**Your instructions**. Search the data for the string "years" and gather each line it is in.

[Stored records]
• • • •

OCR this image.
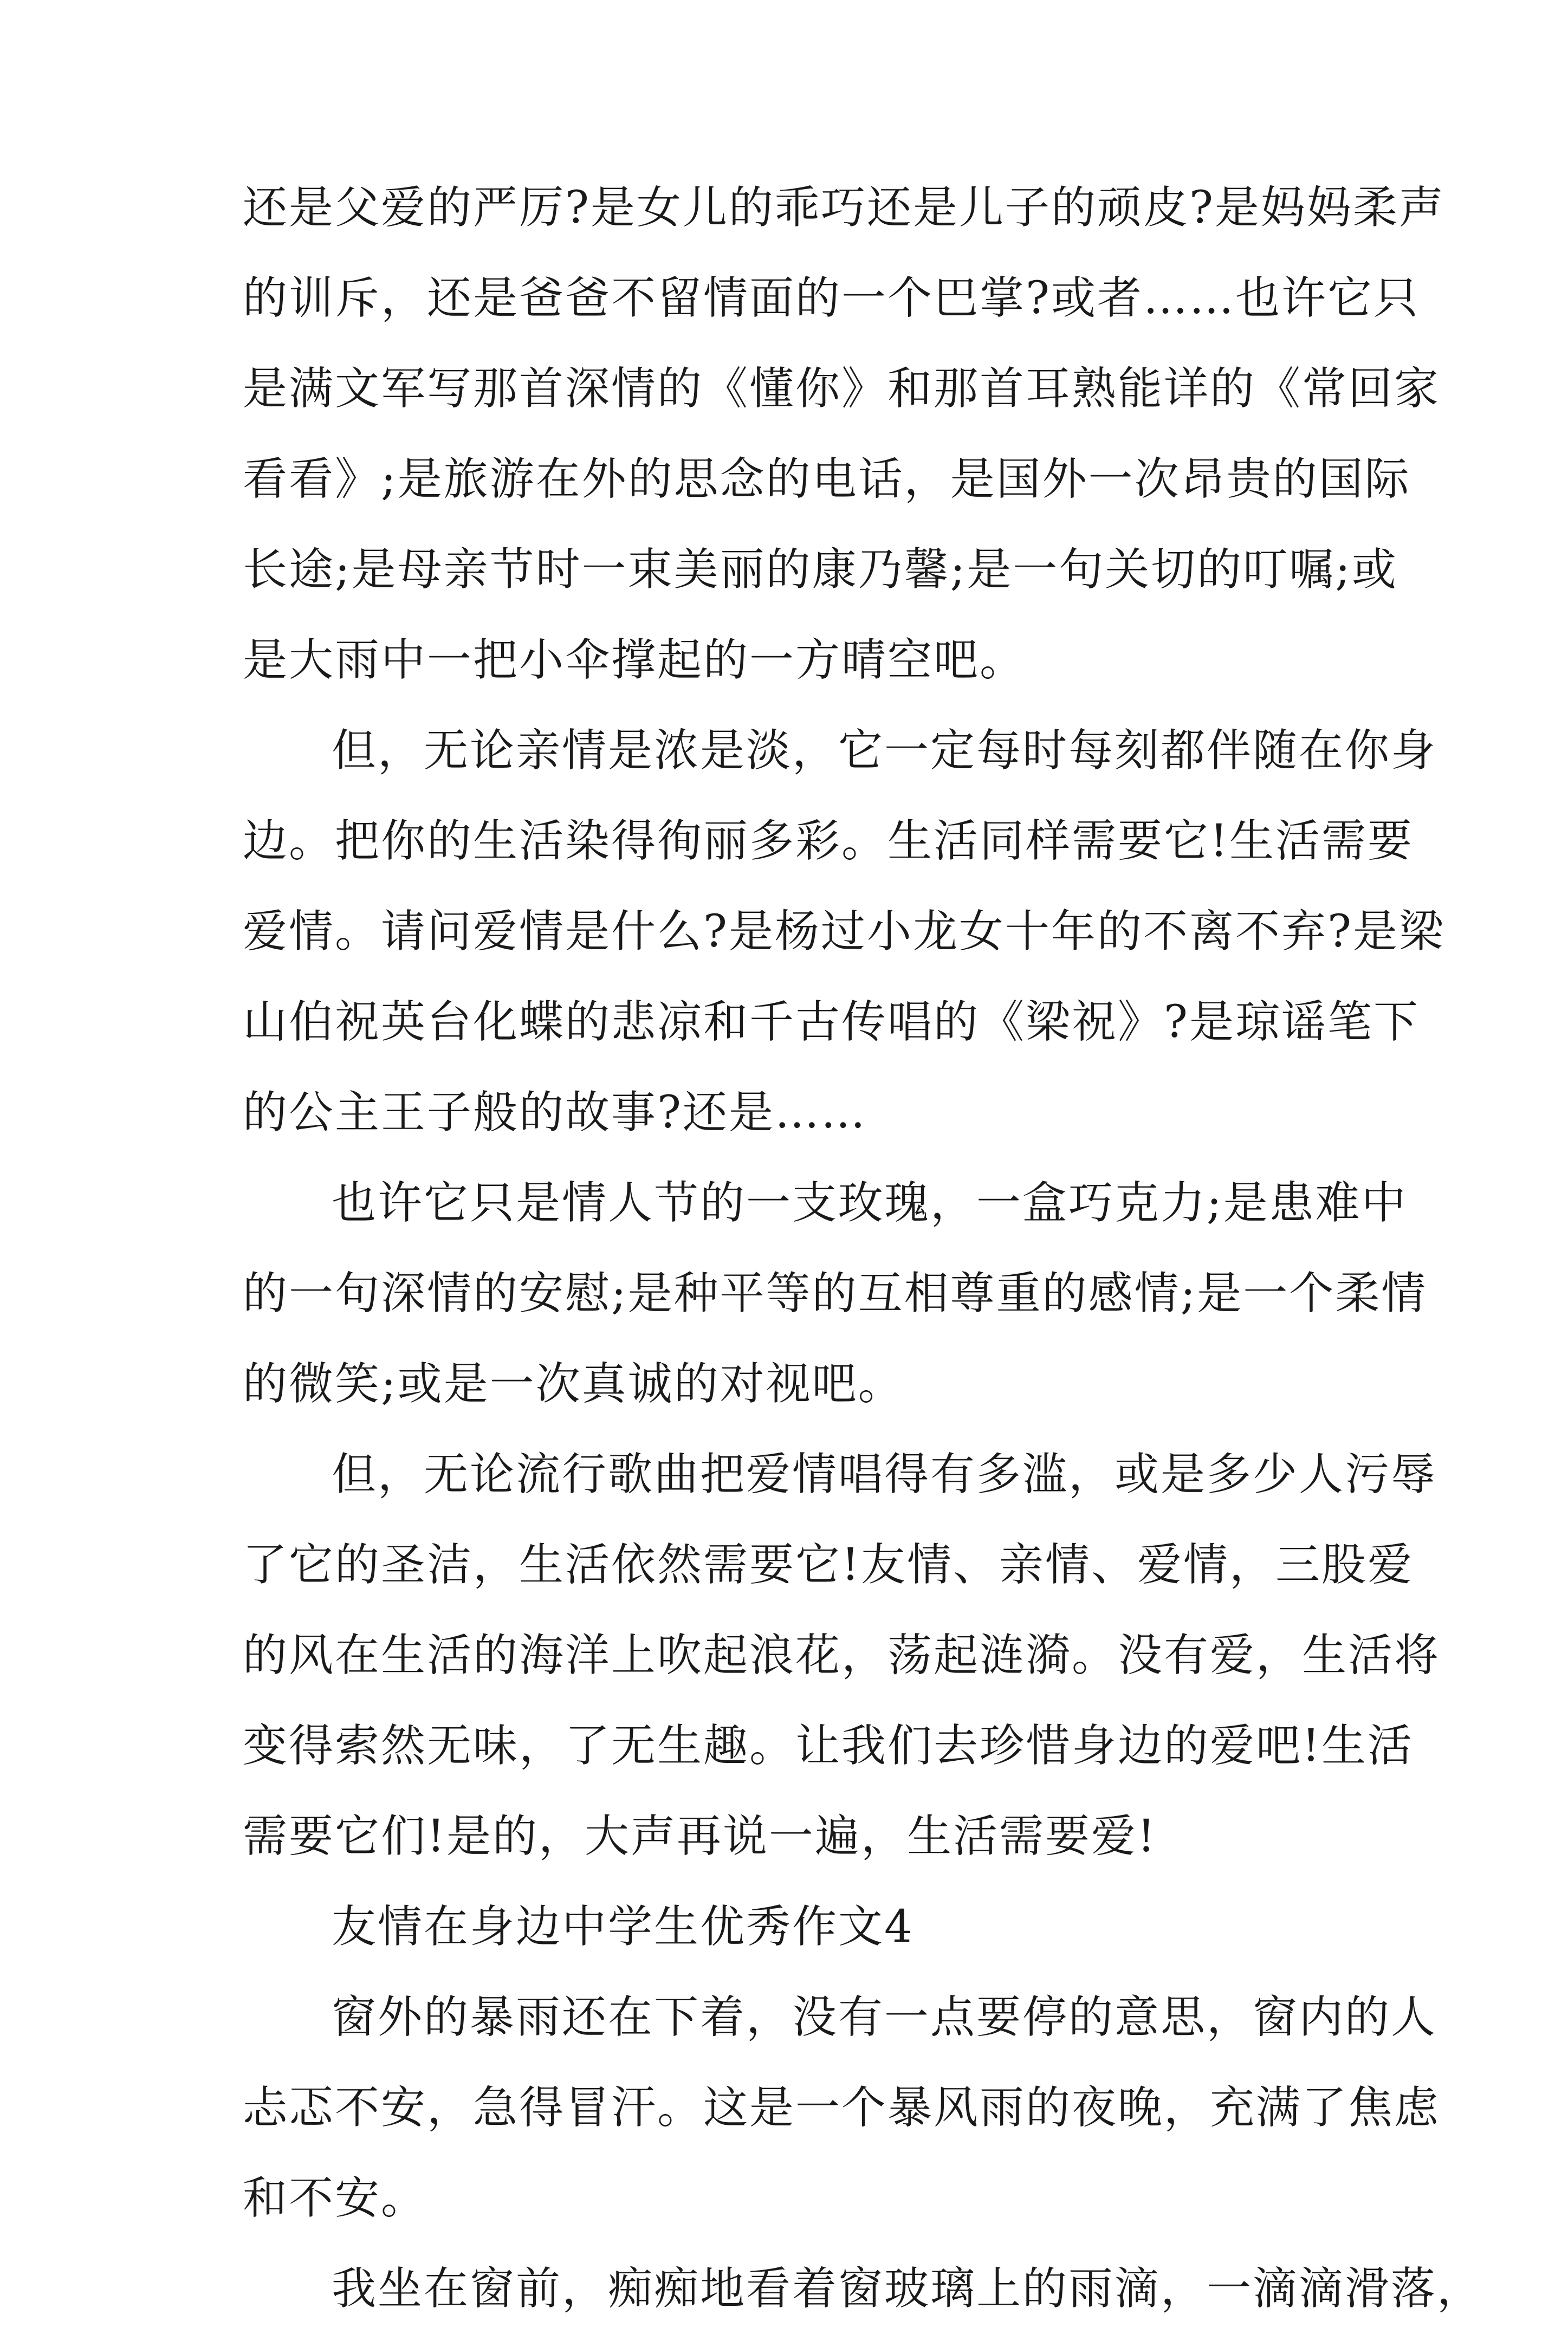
还是父爱的严厉?是女儿的乖巧还是儿子的顽皮?是妈妈柔声
的训斥，还是爸爸不留情面的一个巴掌?或者……也许它只
是满文军写那首深情的《懂你》和那首耳熟能详的《常回家
看看》;是旅游在外的思念的电话，是国外一次昂贵的国际
长途;是母亲节时一束美丽的康乃馨;是一句关切的叮嘱;或
是大雨中一把小伞撑起的一方晴空吧。
但，无论亲情是浓是淡，它一定每时每刻都伴随在你身
边。把你的生活染得徇丽多彩。生活同样需要它!生活需要
爱情。请问爱情是什么?是杨过小龙女十年的不离不弃?是梁
山伯祝英台化蝶的悲凉和千古传唱的《梁祝》?是琼谣笔下
的公主王子般的故事?还是……
也许它只是情人节的一支玫瑰，一盒巧克力;是患难中
的一句深情的安慰;是种平等的互相尊重的感情;是一个柔情
的微笑;或是一次真诚的对视吧。
但，无论流行歌曲把爱情唱得有多滥，或是多少人污辱
了它的圣洁，生活依然需要它!友情、亲情、爱情，三股爱
的风在生活的海洋上吹起浪花，荡起涟漪。没有爱，生活将
变得索然无味，了无生趣。让我们去珍惜身边的爱吧!生活
需要它们!是的，大声再说一遍，生活需要爱!
友情在身边中学生优秀作文4
窗外的暴雨还在下着，没有一点要停的意思，窗内的人
忐忑不安，急得冒汗。这是一个暴风雨的夜晚，充满了焦虑
和不安。
我坐在窗前，痴痴地看着窗玻璃上的雨滴，一滴滴滑落，
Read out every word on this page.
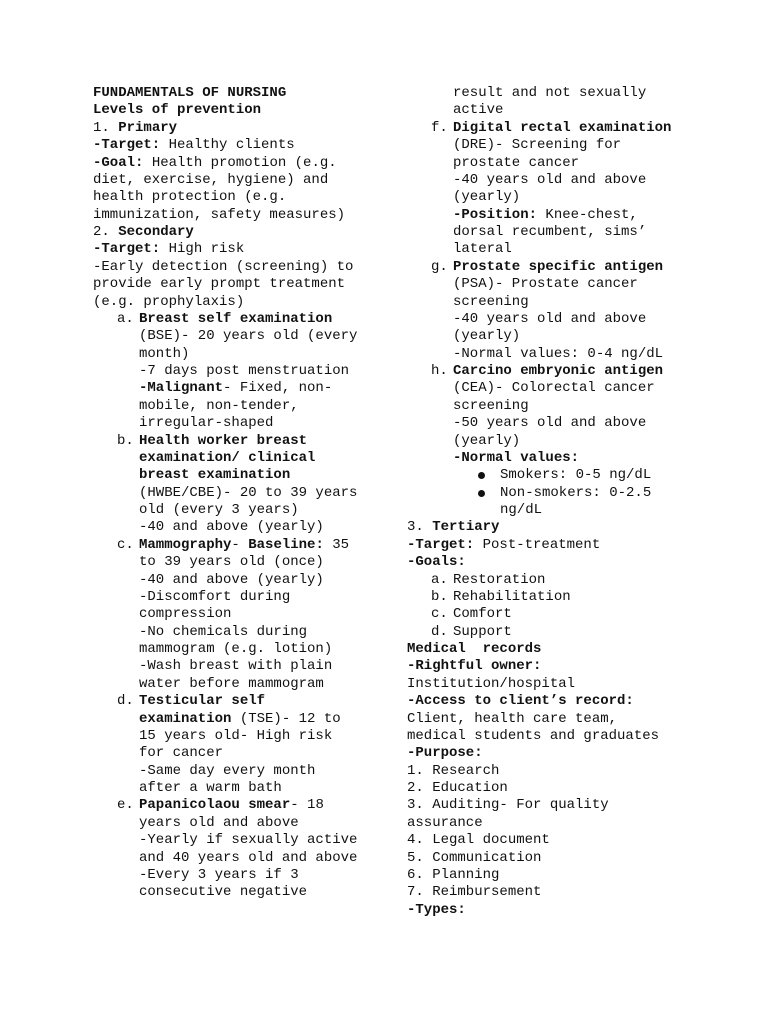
FUNDAMENTALS OF NURSING
Levels of prevention
1. Primary
-Target: Healthy clients
-Goal: Health promotion (e.g.
diet, exercise, hygiene) and
health protection (e.g.
immunization, safety measures)
2. Secondary
-Target: High risk
-Early detection (screening) to
provide early prompt treatment
(e.g. prophylaxis)
a. Breast self examination
(BSE)- 20 years old (every
month)
-7 days post menstruation
-Malignant- Fixed, non-
mobile, non-tender,
irregular-shaped
b. Health worker breast
examination/ clinical
breast examination
(HWBE/CBE)- 20 to 39 years
old (every 3 years)
-40 and above (yearly)
c. Mammography- Baseline: 35
to 39 years old (once)
-40 and above (yearly)
-Discomfort during
compression
-No chemicals during
mammogram (e.g. lotion)
-Wash breast with plain
water before mammogram
d. Testicular self
examination (TSE)- 12 to
15 years old- High risk
for cancer
-Same day every month
after a warm bath
e. Papanicolaou smear- 18
years old and above
-Yearly if sexually active
and 40 years old and above
-Every 3 years if 3
consecutive negative
result and not sexually
active
f. Digital rectal examination
(DRE)- Screening for
prostate cancer
-40 years old and above
(yearly)
-Position: Knee-chest,
dorsal recumbent, sims’
lateral
g. Prostate specific antigen
(PSA)- Prostate cancer
screening
-40 years old and above
(yearly)
-Normal values: 0-4 ng/dL
h. Carcino embryonic antigen
(CEA)- Colorectal cancer
screening
-50 years old and above
(yearly)
-Normal values:
Smokers: 0-5 ng/dL
Non-smokers: 0-2.5
ng/dL
3. Tertiary
-Target: Post-treatment
-Goals:
a. Restoration
b. Rehabilitation
c. Comfort
d. Support
Medical  records
-Rightful owner:
Institution/hospital
-Access to client’s record:
Client, health care team,
medical students and graduates
-Purpose:
1. Research
2. Education
3. Auditing- For quality
assurance
4. Legal document
5. Communication
6. Planning
7. Reimbursement
-Types:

• • • •

**Written response**.
(BSE)- 20 years old (every
(HWBE/CBE)- 20 to 39 years
old (every 3 years)
to 39 years old (once)
15 years old- High risk
years old and above
and 40 years old and above
-Every 3 years if 3
-40 years old and above
-40 years old and above
-50 years old and above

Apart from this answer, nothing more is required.